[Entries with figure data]
○ ○ ○ ○ ○

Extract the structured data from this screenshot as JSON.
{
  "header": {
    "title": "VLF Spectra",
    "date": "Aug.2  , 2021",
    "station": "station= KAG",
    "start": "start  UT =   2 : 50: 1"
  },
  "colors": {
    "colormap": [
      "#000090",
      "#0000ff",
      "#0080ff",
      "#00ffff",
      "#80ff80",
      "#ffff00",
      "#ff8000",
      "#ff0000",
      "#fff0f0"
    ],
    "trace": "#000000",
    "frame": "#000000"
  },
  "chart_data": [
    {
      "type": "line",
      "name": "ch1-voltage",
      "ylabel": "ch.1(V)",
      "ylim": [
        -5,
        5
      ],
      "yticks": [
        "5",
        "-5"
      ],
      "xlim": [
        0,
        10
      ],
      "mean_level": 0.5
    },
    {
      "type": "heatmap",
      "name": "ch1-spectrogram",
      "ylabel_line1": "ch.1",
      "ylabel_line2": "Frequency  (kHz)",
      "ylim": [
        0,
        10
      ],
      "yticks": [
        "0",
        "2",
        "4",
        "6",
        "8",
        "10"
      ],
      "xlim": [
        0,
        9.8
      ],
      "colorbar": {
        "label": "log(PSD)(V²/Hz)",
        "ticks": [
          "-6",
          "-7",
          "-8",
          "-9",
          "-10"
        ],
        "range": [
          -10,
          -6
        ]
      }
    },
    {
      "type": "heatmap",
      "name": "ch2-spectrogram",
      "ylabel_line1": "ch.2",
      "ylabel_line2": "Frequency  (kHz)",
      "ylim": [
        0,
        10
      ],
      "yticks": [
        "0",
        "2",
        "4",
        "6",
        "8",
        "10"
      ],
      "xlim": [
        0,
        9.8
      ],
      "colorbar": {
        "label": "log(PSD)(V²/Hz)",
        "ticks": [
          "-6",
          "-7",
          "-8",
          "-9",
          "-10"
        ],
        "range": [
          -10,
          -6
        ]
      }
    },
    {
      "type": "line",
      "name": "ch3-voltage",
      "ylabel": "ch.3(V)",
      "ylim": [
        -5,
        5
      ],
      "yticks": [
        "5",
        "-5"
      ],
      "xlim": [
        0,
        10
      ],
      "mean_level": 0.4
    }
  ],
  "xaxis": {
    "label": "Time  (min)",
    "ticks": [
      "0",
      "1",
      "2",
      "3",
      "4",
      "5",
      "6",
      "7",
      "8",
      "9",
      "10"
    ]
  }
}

○ ○ ○ ○ ○

WHAT TO DO: Set down the listing above in full, please, exactly as it appears.

PROBLEM SOLUTION:
Extract the structured data from this screenshot as JSON.
{
  "header": {
    "title": "VLF Spectra",
    "date": "Aug.2  , 2021",
    "station": "station= KAG",
    "start": "start  UT =   2 : 50: 1"
  },
  "colors": {
    "colormap": [
      "#000090",
      "#0000ff",
      "#0080ff",
      "#00ffff",
      "#80ff80",
      "#ffff00",
      "#ff8000",
      "#ff0000",
      "#fff0f0"
    ],
    "trace": "#000000",
    "frame": "#000000"
  },
  "chart_data": [
    {
      "type": "line",
      "name": "ch1-voltage",
      "ylabel": "ch.1(V)",
      "ylim": [
        -5,
        5
      ],
      "yticks": [
        "5",
        "-5"
      ],
      "xlim": [
        0,
        10
      ],
      "mean_level": 0.5
    },
    {
      "type": "heatmap",
      "name": "ch1-spectrogram",
      "ylabel_line1": "ch.1",
      "ylabel_line2": "Frequency  (kHz)",
      "ylim": [
        0,
        10
      ],
      "yticks": [
        "0",
        "2",
        "4",
        "6",
        "8",
        "10"
      ],
      "xlim": [
        0,
        9.8
      ],
      "colorbar": {
        "label": "log(PSD)(V²/Hz)",
        "ticks": [
          "-6",
          "-7",
          "-8",
          "-9",
          "-10"
        ],
        "range": [
          -10,
          -6
        ]
      }
    },
    {
      "type": "heatmap",
      "name": "ch2-spectrogram",
      "ylabel_line1": "ch.2",
      "ylabel_line2": "Frequency  (kHz)",
      "ylim": [
        0,
        10
      ],
      "yticks": [
        "0",
        "2",
        "4",
        "6",
        "8",
        "10"
      ],
      "xlim": [
        0,
        9.8
      ],
      "colorbar": {
        "label": "log(PSD)(V²/Hz)",
        "ticks": [
          "-6",
          "-7",
          "-8",
          "-9",
          "-10"
        ],
        "range": [
          -10,
          -6
        ]
      }
    },
    {
      "type": "line",
      "name": "ch3-voltage",
      "ylabel": "ch.3(V)",
      "ylim": [
        -5,
        5
      ],
      "yticks": [
        "5",
        "-5"
      ],
      "xlim": [
        0,
        10
      ],
      "mean_level": 0.4
    }
  ],
  "xaxis": {
    "label": "Time  (min)",
    "ticks": [
      "0",
      "1",
      "2",
      "3",
      "4",
      "5",
      "6",
      "7",
      "8",
      "9",
      "10"
    ]
  }
}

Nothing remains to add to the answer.